[Figure collection entries]
■ ■ ■ ■
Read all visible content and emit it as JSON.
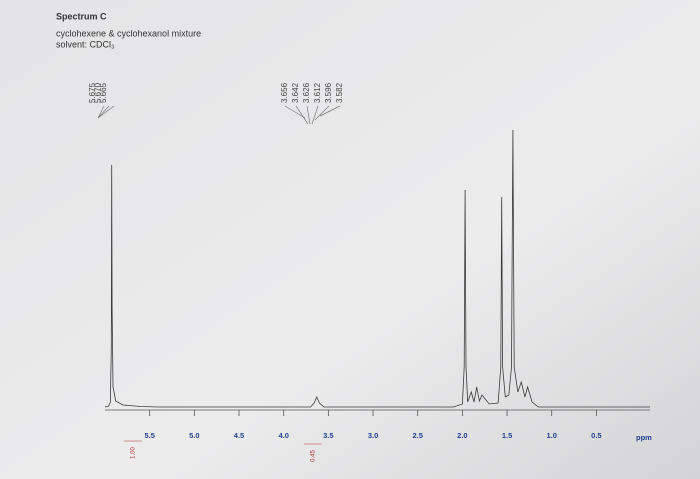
{
  "chart_data": {
    "type": "line",
    "title": "Spectrum C",
    "subtitle": "cyclohexene & cyclohexanol mixture",
    "solvent": "solvent: CDCl₃",
    "x_unit": "ppm",
    "xlim": [
      6.0,
      -0.1
    ],
    "ylim": [
      0,
      300
    ],
    "xticks": [
      5.5,
      {
        "value": 5,
        "label": "5.0"
      },
      4.5,
      {
        "value": 4,
        "label": "4.0"
      },
      3.5,
      {
        "value": 3,
        "label": "3.0"
      },
      2.5,
      {
        "value": 2,
        "label": "2.0"
      },
      1.5,
      {
        "value": 1,
        "label": "1.0"
      },
      0.5
    ],
    "peak_labels": [
      [
        5.675,
        {
          "value": 5.67,
          "label": "5.670"
        },
        5.665
      ],
      [
        3.656,
        3.642,
        3.626,
        3.612,
        3.596,
        3.582
      ]
    ],
    "integrals": [
      {
        "value": 1,
        "label": "1.00"
      },
      0.45
    ],
    "series": [
      {
        "color": "#3a3a3a",
        "x": [
          6.0,
          5.96,
          5.94,
          5.93,
          5.925,
          5.92,
          5.91,
          5.88,
          5.8,
          5.6,
          5.4,
          3.7,
          3.66,
          3.63,
          3.6,
          3.55,
          2.1,
          2.0,
          1.98,
          1.97,
          1.96,
          1.94,
          1.9,
          1.87,
          1.84,
          1.81,
          1.78,
          1.7,
          1.6,
          1.57,
          1.56,
          1.55,
          1.52,
          1.48,
          1.45,
          1.435,
          1.42,
          1.38,
          1.34,
          1.3,
          1.27,
          1.22,
          1.15,
          -0.1
        ],
        "values": [
          0,
          1,
          5,
          60,
          242,
          100,
          20,
          6,
          2,
          0.5,
          0,
          0,
          4,
          10,
          4,
          0,
          0,
          3,
          40,
          217,
          40,
          5,
          15,
          5,
          20,
          6,
          12,
          3,
          4,
          40,
          210,
          40,
          10,
          12,
          40,
          277,
          40,
          15,
          25,
          10,
          20,
          5,
          0,
          0
        ]
      }
    ]
  }
}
■ ■ ■ ■
→ **Task statement**
Give back all entries exactly. No pictures belong in the copy.

→ **Solution to this exercise**
Read all visible content and emit it as JSON.
{
  "chart_data": {
    "type": "line",
    "title": "Spectrum C",
    "subtitle": "cyclohexene & cyclohexanol mixture",
    "solvent": "solvent: CDCl₃",
    "x_unit": "ppm",
    "xlim": [
      6.0,
      -0.1
    ],
    "ylim": [
      0,
      300
    ],
    "xticks": [
      5.5,
      {
        "value": 5,
        "label": "5.0"
      },
      4.5,
      {
        "value": 4,
        "label": "4.0"
      },
      3.5,
      {
        "value": 3,
        "label": "3.0"
      },
      2.5,
      {
        "value": 2,
        "label": "2.0"
      },
      1.5,
      {
        "value": 1,
        "label": "1.0"
      },
      0.5
    ],
    "peak_labels": [
      [
        5.675,
        {
          "value": 5.67,
          "label": "5.670"
        },
        5.665
      ],
      [
        3.656,
        3.642,
        3.626,
        3.612,
        3.596,
        3.582
      ]
    ],
    "integrals": [
      {
        "value": 1,
        "label": "1.00"
      },
      0.45
    ],
    "series": [
      {
        "color": "#3a3a3a",
        "x": [
          6.0,
          5.96,
          5.94,
          5.93,
          5.925,
          5.92,
          5.91,
          5.88,
          5.8,
          5.6,
          5.4,
          3.7,
          3.66,
          3.63,
          3.6,
          3.55,
          2.1,
          2.0,
          1.98,
          1.97,
          1.96,
          1.94,
          1.9,
          1.87,
          1.84,
          1.81,
          1.78,
          1.7,
          1.6,
          1.57,
          1.56,
          1.55,
          1.52,
          1.48,
          1.45,
          1.435,
          1.42,
          1.38,
          1.34,
          1.3,
          1.27,
          1.22,
          1.15,
          -0.1
        ],
        "values": [
          0,
          1,
          5,
          60,
          242,
          100,
          20,
          6,
          2,
          0.5,
          0,
          0,
          4,
          10,
          4,
          0,
          0,
          3,
          40,
          217,
          40,
          5,
          15,
          5,
          20,
          6,
          12,
          3,
          4,
          40,
          210,
          40,
          10,
          12,
          40,
          277,
          40,
          15,
          25,
          10,
          20,
          5,
          0,
          0
        ]
      }
    ]
  }
}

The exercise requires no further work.